§ **Objective**:
Extract the whole listing as it stands. Do not include the pictures.
---
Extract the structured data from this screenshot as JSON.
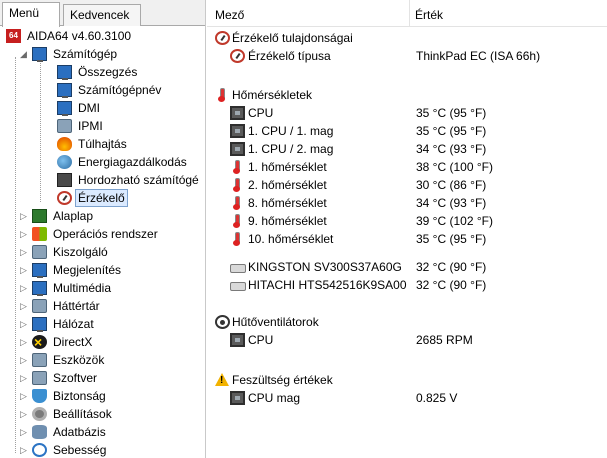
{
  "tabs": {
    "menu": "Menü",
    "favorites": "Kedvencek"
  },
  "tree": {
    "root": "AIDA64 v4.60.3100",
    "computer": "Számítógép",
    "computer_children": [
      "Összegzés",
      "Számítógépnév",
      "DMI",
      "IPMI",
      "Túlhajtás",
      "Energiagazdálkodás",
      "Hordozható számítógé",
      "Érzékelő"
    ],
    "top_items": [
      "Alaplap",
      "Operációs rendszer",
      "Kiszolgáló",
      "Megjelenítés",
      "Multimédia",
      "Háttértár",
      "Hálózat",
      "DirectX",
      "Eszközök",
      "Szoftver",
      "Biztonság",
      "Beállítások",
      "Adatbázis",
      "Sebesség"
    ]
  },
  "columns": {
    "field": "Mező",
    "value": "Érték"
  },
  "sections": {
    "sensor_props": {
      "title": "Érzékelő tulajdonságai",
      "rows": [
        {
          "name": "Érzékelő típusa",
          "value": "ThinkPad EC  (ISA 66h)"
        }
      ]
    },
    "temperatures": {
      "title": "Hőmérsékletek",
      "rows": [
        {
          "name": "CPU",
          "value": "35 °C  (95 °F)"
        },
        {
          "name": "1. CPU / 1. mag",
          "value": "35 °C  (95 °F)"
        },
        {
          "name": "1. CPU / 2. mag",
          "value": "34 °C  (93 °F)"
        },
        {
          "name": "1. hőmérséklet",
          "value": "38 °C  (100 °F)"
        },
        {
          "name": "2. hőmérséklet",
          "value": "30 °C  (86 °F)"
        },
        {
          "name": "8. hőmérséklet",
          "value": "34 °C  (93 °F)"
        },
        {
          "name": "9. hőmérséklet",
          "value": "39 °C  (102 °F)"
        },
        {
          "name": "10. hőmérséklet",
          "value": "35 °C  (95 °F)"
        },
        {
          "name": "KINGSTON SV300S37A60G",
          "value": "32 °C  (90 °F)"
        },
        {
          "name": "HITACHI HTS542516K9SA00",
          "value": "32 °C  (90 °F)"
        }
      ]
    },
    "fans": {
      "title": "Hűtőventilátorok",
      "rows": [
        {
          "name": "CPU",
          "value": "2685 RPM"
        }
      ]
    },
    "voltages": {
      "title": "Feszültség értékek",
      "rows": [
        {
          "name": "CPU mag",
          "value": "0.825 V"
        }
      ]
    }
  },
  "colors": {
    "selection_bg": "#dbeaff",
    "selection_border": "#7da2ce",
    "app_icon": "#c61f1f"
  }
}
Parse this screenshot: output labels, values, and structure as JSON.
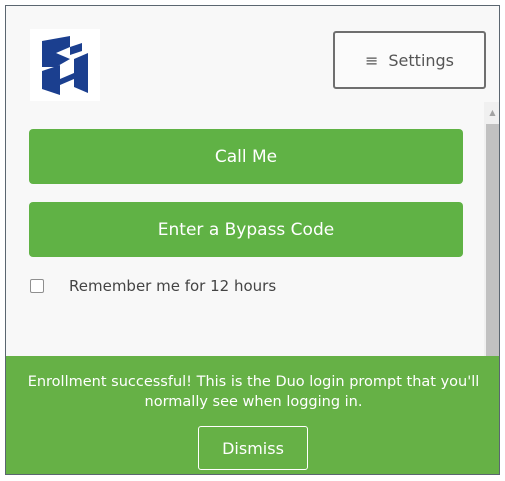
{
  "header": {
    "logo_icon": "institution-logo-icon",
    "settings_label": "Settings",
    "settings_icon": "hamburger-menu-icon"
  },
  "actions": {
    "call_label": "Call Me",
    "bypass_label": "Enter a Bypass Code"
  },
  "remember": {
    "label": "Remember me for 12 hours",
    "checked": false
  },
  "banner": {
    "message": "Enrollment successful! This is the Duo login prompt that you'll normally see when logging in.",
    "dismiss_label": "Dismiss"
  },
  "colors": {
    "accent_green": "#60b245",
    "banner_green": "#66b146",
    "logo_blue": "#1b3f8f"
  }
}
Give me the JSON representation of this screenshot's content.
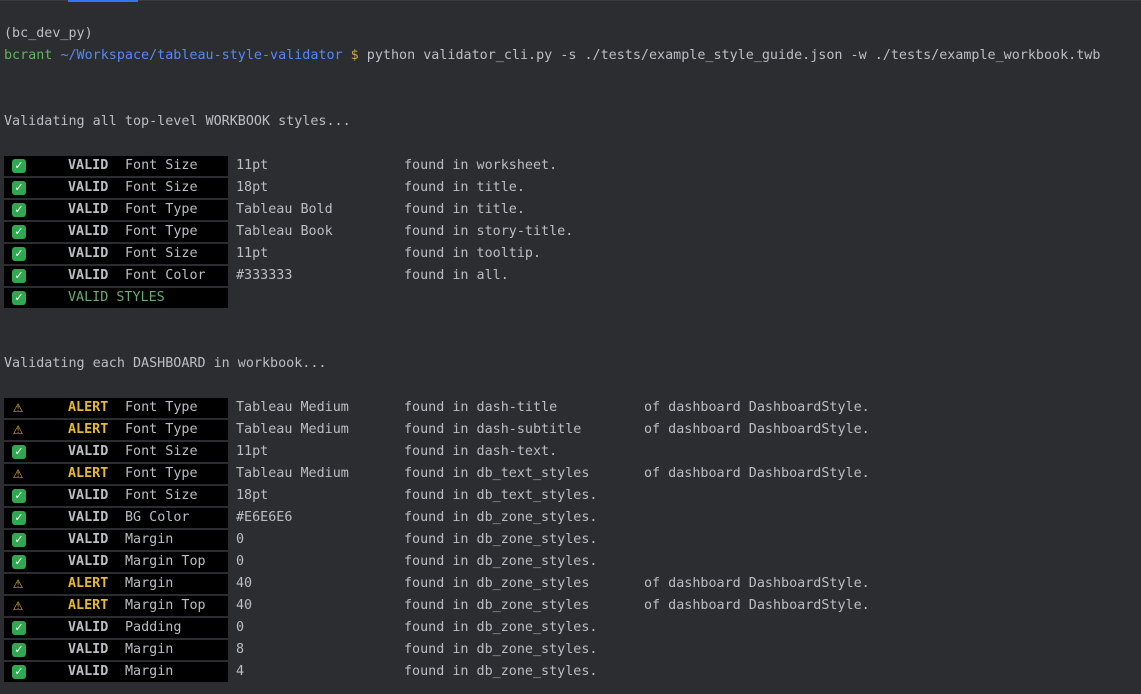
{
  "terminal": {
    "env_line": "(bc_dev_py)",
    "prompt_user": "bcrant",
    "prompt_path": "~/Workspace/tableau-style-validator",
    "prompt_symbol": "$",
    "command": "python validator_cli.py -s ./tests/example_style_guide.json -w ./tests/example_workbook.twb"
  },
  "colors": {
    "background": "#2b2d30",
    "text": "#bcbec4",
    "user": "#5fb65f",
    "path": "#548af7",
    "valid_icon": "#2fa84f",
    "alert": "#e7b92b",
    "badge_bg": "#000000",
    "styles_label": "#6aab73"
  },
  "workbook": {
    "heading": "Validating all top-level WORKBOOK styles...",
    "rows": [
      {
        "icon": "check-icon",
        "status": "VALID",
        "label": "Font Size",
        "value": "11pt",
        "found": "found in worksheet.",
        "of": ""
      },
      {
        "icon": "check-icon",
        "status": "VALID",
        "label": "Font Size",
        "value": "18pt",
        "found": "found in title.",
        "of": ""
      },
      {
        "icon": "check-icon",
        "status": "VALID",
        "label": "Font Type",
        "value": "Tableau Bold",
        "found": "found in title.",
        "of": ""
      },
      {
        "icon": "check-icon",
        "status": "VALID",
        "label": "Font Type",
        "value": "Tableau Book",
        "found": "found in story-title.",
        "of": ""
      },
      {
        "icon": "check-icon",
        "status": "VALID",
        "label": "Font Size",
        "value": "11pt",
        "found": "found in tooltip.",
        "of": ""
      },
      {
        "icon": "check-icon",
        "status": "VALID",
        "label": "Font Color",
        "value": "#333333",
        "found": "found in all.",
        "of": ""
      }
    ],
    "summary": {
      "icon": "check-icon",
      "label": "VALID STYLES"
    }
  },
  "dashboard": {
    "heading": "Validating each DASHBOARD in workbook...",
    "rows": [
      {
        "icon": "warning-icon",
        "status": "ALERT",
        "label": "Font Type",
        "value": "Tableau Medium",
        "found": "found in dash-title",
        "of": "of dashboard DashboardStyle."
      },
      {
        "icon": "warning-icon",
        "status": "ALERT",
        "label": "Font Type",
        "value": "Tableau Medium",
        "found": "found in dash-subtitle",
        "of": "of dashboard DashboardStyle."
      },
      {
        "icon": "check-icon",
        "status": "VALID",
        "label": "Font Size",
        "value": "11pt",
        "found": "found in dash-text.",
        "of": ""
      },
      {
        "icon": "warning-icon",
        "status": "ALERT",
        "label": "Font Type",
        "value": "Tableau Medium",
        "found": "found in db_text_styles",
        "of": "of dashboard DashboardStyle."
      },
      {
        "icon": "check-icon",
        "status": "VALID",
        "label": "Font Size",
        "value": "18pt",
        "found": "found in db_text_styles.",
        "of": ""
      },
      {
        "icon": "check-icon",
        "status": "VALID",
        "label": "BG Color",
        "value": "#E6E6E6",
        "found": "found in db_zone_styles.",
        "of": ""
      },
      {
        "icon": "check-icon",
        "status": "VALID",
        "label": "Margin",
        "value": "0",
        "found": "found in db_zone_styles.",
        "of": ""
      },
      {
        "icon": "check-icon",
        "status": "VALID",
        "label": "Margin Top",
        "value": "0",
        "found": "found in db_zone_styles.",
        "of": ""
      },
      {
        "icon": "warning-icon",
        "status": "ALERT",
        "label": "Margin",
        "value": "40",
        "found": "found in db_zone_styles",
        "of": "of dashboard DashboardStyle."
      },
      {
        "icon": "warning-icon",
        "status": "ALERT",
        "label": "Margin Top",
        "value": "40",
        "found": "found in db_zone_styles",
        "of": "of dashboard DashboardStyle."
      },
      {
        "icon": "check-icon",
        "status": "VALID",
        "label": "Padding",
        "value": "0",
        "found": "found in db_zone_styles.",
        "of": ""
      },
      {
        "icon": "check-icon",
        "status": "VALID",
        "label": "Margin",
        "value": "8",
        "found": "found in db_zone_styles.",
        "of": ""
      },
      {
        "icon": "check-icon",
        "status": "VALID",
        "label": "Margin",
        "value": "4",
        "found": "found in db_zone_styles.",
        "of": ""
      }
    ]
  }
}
---
§ **Result of this exercise**:
Extract the structured data from this screenshot as JSON.
{
  "tabs": {
    "menu": "Menü",
    "favorites": "Kedvencek"
  },
  "tree": {
    "root": "AIDA64 v4.60.3100",
    "computer": "Számítógép",
    "computer_children": [
      "Összegzés",
      "Számítógépnév",
      "DMI",
      "IPMI",
      "Túlhajtás",
      "Energiagazdálkodás",
      "Hordozható számítógé",
      "Érzékelő"
    ],
    "top_items": [
      "Alaplap",
      "Operációs rendszer",
      "Kiszolgáló",
      "Megjelenítés",
      "Multimédia",
      "Háttértár",
      "Hálózat",
      "DirectX",
      "Eszközök",
      "Szoftver",
      "Biztonság",
      "Beállítások",
      "Adatbázis",
      "Sebesség"
    ]
  },
  "columns": {
    "field": "Mező",
    "value": "Érték"
  },
  "sections": {
    "sensor_props": {
      "title": "Érzékelő tulajdonságai",
      "rows": [
        {
          "name": "Érzékelő típusa",
          "value": "ThinkPad EC  (ISA 66h)"
        }
      ]
    },
    "temperatures": {
      "title": "Hőmérsékletek",
      "rows": [
        {
          "name": "CPU",
          "value": "35 °C  (95 °F)"
        },
        {
          "name": "1. CPU / 1. mag",
          "value": "35 °C  (95 °F)"
        },
        {
          "name": "1. CPU / 2. mag",
          "value": "34 °C  (93 °F)"
        },
        {
          "name": "1. hőmérséklet",
          "value": "38 °C  (100 °F)"
        },
        {
          "name": "2. hőmérséklet",
          "value": "30 °C  (86 °F)"
        },
        {
          "name": "8. hőmérséklet",
          "value": "34 °C  (93 °F)"
        },
        {
          "name": "9. hőmérséklet",
          "value": "39 °C  (102 °F)"
        },
        {
          "name": "10. hőmérséklet",
          "value": "35 °C  (95 °F)"
        },
        {
          "name": "KINGSTON SV300S37A60G",
          "value": "32 °C  (90 °F)"
        },
        {
          "name": "HITACHI HTS542516K9SA00",
          "value": "32 °C  (90 °F)"
        }
      ]
    },
    "fans": {
      "title": "Hűtőventilátorok",
      "rows": [
        {
          "name": "CPU",
          "value": "2685 RPM"
        }
      ]
    },
    "voltages": {
      "title": "Feszültség értékek",
      "rows": [
        {
          "name": "CPU mag",
          "value": "0.825 V"
        }
      ]
    }
  },
  "colors": {
    "selection_bg": "#dbeaff",
    "selection_border": "#7da2ce",
    "app_icon": "#c61f1f"
  }
}
Parse this screenshot: output labels, values, and structure as JSON.
{
  "header": {
    "logo_icon": "institution-logo-icon",
    "settings_label": "Settings",
    "settings_icon": "hamburger-menu-icon"
  },
  "actions": {
    "call_label": "Call Me",
    "bypass_label": "Enter a Bypass Code"
  },
  "remember": {
    "label": "Remember me for 12 hours",
    "checked": false
  },
  "banner": {
    "message": "Enrollment successful! This is the Duo login prompt that you'll normally see when logging in.",
    "dismiss_label": "Dismiss"
  },
  "colors": {
    "accent_green": "#60b245",
    "banner_green": "#66b146",
    "logo_blue": "#1b3f8f"
  }
}
Give me the JSON representation of this screenshot's content.
{
  "terminal": {
    "env_line": "(bc_dev_py)",
    "prompt_user": "bcrant",
    "prompt_path": "~/Workspace/tableau-style-validator",
    "prompt_symbol": "$",
    "command": "python validator_cli.py -s ./tests/example_style_guide.json -w ./tests/example_workbook.twb"
  },
  "colors": {
    "background": "#2b2d30",
    "text": "#bcbec4",
    "user": "#5fb65f",
    "path": "#548af7",
    "valid_icon": "#2fa84f",
    "alert": "#e7b92b",
    "badge_bg": "#000000",
    "styles_label": "#6aab73"
  },
  "workbook": {
    "heading": "Validating all top-level WORKBOOK styles...",
    "rows": [
      {
        "icon": "check-icon",
        "status": "VALID",
        "label": "Font Size",
        "value": "11pt",
        "found": "found in worksheet.",
        "of": ""
      },
      {
        "icon": "check-icon",
        "status": "VALID",
        "label": "Font Size",
        "value": "18pt",
        "found": "found in title.",
        "of": ""
      },
      {
        "icon": "check-icon",
        "status": "VALID",
        "label": "Font Type",
        "value": "Tableau Bold",
        "found": "found in title.",
        "of": ""
      },
      {
        "icon": "check-icon",
        "status": "VALID",
        "label": "Font Type",
        "value": "Tableau Book",
        "found": "found in story-title.",
        "of": ""
      },
      {
        "icon": "check-icon",
        "status": "VALID",
        "label": "Font Size",
        "value": "11pt",
        "found": "found in tooltip.",
        "of": ""
      },
      {
        "icon": "check-icon",
        "status": "VALID",
        "label": "Font Color",
        "value": "#333333",
        "found": "found in all.",
        "of": ""
      }
    ],
    "summary": {
      "icon": "check-icon",
      "label": "VALID STYLES"
    }
  },
  "dashboard": {
    "heading": "Validating each DASHBOARD in workbook...",
    "rows": [
      {
        "icon": "warning-icon",
        "status": "ALERT",
        "label": "Font Type",
        "value": "Tableau Medium",
        "found": "found in dash-title",
        "of": "of dashboard DashboardStyle."
      },
      {
        "icon": "warning-icon",
        "status": "ALERT",
        "label": "Font Type",
        "value": "Tableau Medium",
        "found": "found in dash-subtitle",
        "of": "of dashboard DashboardStyle."
      },
      {
        "icon": "check-icon",
        "status": "VALID",
        "label": "Font Size",
        "value": "11pt",
        "found": "found in dash-text.",
        "of": ""
      },
      {
        "icon": "warning-icon",
        "status": "ALERT",
        "label": "Font Type",
        "value": "Tableau Medium",
        "found": "found in db_text_styles",
        "of": "of dashboard DashboardStyle."
      },
      {
        "icon": "check-icon",
        "status": "VALID",
        "label": "Font Size",
        "value": "18pt",
        "found": "found in db_text_styles.",
        "of": ""
      },
      {
        "icon": "check-icon",
        "status": "VALID",
        "label": "BG Color",
        "value": "#E6E6E6",
        "found": "found in db_zone_styles.",
        "of": ""
      },
      {
        "icon": "check-icon",
        "status": "VALID",
        "label": "Margin",
        "value": "0",
        "found": "found in db_zone_styles.",
        "of": ""
      },
      {
        "icon": "check-icon",
        "status": "VALID",
        "label": "Margin Top",
        "value": "0",
        "found": "found in db_zone_styles.",
        "of": ""
      },
      {
        "icon": "warning-icon",
        "status": "ALERT",
        "label": "Margin",
        "value": "40",
        "found": "found in db_zone_styles",
        "of": "of dashboard DashboardStyle."
      },
      {
        "icon": "warning-icon",
        "status": "ALERT",
        "label": "Margin Top",
        "value": "40",
        "found": "found in db_zone_styles",
        "of": "of dashboard DashboardStyle."
      },
      {
        "icon": "check-icon",
        "status": "VALID",
        "label": "Padding",
        "value": "0",
        "found": "found in db_zone_styles.",
        "of": ""
      },
      {
        "icon": "check-icon",
        "status": "VALID",
        "label": "Margin",
        "value": "8",
        "found": "found in db_zone_styles.",
        "of": ""
      },
      {
        "icon": "check-icon",
        "status": "VALID",
        "label": "Margin",
        "value": "4",
        "found": "found in db_zone_styles.",
        "of": ""
      }
    ]
  }
}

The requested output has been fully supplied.